Don't copy the pictures; return every other part of the records exactly.

>> begin PROVIDED INFORMATION

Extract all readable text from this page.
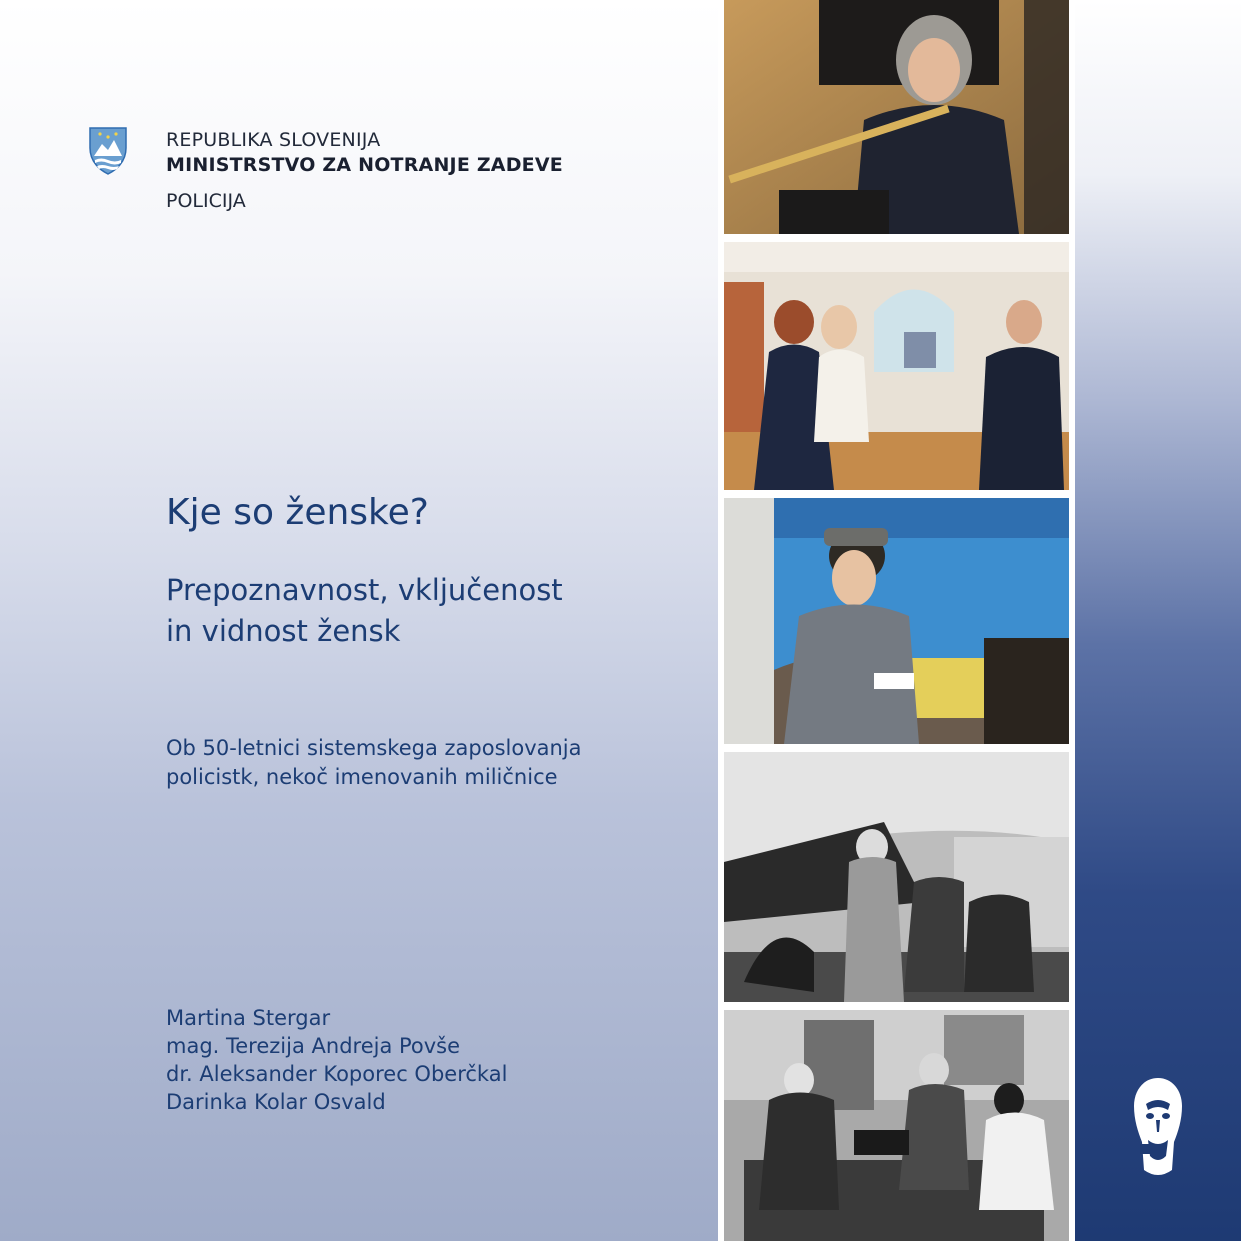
REPUBLIKA SLOVENIJA
MINISTRSTVO ZA NOTRANJE ZADEVE
POLICIJA
Kje so ženske?
Prepoznavnost, vključenost
in vidnost žensk
Ob 50-letnici sistemskega zaposlovanja
policistk, nekoč imenovanih miličnice
Martina Stergar
mag. Terezija Andreja Povše
dr. Aleksander Koporec Oberčkal
Darinka Kolar Osvald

>> end PROVIDED INFORMATION

IN RESPONSE:
Extract all readable text from this page.
REPUBLIKA SLOVENIJA
MINISTRSTVO ZA NOTRANJE ZADEVE
POLICIJA
Kje so ženske?
Prepoznavnost, vključenost
in vidnost žensk
Ob 50-letnici sistemskega zaposlovanja
policistk, nekoč imenovanih miličnice
Martina Stergar
mag. Terezija Andreja Povše
dr. Aleksander Koporec Oberčkal
Darinka Kolar Osvald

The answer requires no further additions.